*What this task involves:*
Copy every record word for word.

*Supplied data:*

— Begin —

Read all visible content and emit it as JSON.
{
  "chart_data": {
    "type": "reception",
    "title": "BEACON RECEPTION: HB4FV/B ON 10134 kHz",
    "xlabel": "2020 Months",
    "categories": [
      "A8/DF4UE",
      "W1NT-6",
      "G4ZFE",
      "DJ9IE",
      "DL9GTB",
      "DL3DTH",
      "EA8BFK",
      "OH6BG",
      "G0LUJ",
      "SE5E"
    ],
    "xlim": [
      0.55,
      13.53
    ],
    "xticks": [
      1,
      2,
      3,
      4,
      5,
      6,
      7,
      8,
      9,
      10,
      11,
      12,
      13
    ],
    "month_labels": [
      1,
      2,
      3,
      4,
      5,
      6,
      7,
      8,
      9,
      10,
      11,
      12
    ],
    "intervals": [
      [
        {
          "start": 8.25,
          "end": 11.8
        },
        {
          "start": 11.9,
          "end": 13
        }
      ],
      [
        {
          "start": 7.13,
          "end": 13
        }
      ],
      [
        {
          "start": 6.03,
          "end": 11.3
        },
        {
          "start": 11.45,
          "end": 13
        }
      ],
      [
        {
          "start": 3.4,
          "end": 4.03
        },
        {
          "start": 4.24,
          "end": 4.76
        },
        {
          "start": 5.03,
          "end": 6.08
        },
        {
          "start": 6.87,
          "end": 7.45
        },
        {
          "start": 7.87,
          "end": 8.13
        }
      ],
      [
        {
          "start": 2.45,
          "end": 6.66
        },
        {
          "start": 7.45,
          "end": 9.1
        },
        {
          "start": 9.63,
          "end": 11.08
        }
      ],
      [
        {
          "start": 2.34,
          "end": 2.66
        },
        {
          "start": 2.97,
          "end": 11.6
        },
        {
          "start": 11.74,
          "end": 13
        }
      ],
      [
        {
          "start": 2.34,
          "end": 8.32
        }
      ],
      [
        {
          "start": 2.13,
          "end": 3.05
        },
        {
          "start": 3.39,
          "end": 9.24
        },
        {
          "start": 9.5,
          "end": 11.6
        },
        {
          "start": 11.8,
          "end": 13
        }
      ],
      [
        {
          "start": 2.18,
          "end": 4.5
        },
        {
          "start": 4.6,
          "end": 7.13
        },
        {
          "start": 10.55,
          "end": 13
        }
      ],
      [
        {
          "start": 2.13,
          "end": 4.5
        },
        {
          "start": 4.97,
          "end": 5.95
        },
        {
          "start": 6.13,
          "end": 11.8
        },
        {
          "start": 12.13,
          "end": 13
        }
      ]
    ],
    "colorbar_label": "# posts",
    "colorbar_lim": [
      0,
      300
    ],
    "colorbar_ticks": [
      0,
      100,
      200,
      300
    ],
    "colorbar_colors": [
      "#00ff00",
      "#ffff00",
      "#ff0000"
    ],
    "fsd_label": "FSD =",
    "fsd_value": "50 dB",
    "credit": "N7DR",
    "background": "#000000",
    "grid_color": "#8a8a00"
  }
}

— End —

*Exercise output:*
Read all visible content and emit it as JSON.
{
  "chart_data": {
    "type": "reception",
    "title": "BEACON RECEPTION: HB4FV/B ON 10134 kHz",
    "xlabel": "2020 Months",
    "categories": [
      "A8/DF4UE",
      "W1NT-6",
      "G4ZFE",
      "DJ9IE",
      "DL9GTB",
      "DL3DTH",
      "EA8BFK",
      "OH6BG",
      "G0LUJ",
      "SE5E"
    ],
    "xlim": [
      0.55,
      13.53
    ],
    "xticks": [
      1,
      2,
      3,
      4,
      5,
      6,
      7,
      8,
      9,
      10,
      11,
      12,
      13
    ],
    "month_labels": [
      1,
      2,
      3,
      4,
      5,
      6,
      7,
      8,
      9,
      10,
      11,
      12
    ],
    "intervals": [
      [
        {
          "start": 8.25,
          "end": 11.8
        },
        {
          "start": 11.9,
          "end": 13
        }
      ],
      [
        {
          "start": 7.13,
          "end": 13
        }
      ],
      [
        {
          "start": 6.03,
          "end": 11.3
        },
        {
          "start": 11.45,
          "end": 13
        }
      ],
      [
        {
          "start": 3.4,
          "end": 4.03
        },
        {
          "start": 4.24,
          "end": 4.76
        },
        {
          "start": 5.03,
          "end": 6.08
        },
        {
          "start": 6.87,
          "end": 7.45
        },
        {
          "start": 7.87,
          "end": 8.13
        }
      ],
      [
        {
          "start": 2.45,
          "end": 6.66
        },
        {
          "start": 7.45,
          "end": 9.1
        },
        {
          "start": 9.63,
          "end": 11.08
        }
      ],
      [
        {
          "start": 2.34,
          "end": 2.66
        },
        {
          "start": 2.97,
          "end": 11.6
        },
        {
          "start": 11.74,
          "end": 13
        }
      ],
      [
        {
          "start": 2.34,
          "end": 8.32
        }
      ],
      [
        {
          "start": 2.13,
          "end": 3.05
        },
        {
          "start": 3.39,
          "end": 9.24
        },
        {
          "start": 9.5,
          "end": 11.6
        },
        {
          "start": 11.8,
          "end": 13
        }
      ],
      [
        {
          "start": 2.18,
          "end": 4.5
        },
        {
          "start": 4.6,
          "end": 7.13
        },
        {
          "start": 10.55,
          "end": 13
        }
      ],
      [
        {
          "start": 2.13,
          "end": 4.5
        },
        {
          "start": 4.97,
          "end": 5.95
        },
        {
          "start": 6.13,
          "end": 11.8
        },
        {
          "start": 12.13,
          "end": 13
        }
      ]
    ],
    "colorbar_label": "# posts",
    "colorbar_lim": [
      0,
      300
    ],
    "colorbar_ticks": [
      0,
      100,
      200,
      300
    ],
    "colorbar_colors": [
      "#00ff00",
      "#ffff00",
      "#ff0000"
    ],
    "fsd_label": "FSD =",
    "fsd_value": "50 dB",
    "credit": "N7DR",
    "background": "#000000",
    "grid_color": "#8a8a00"
  }
}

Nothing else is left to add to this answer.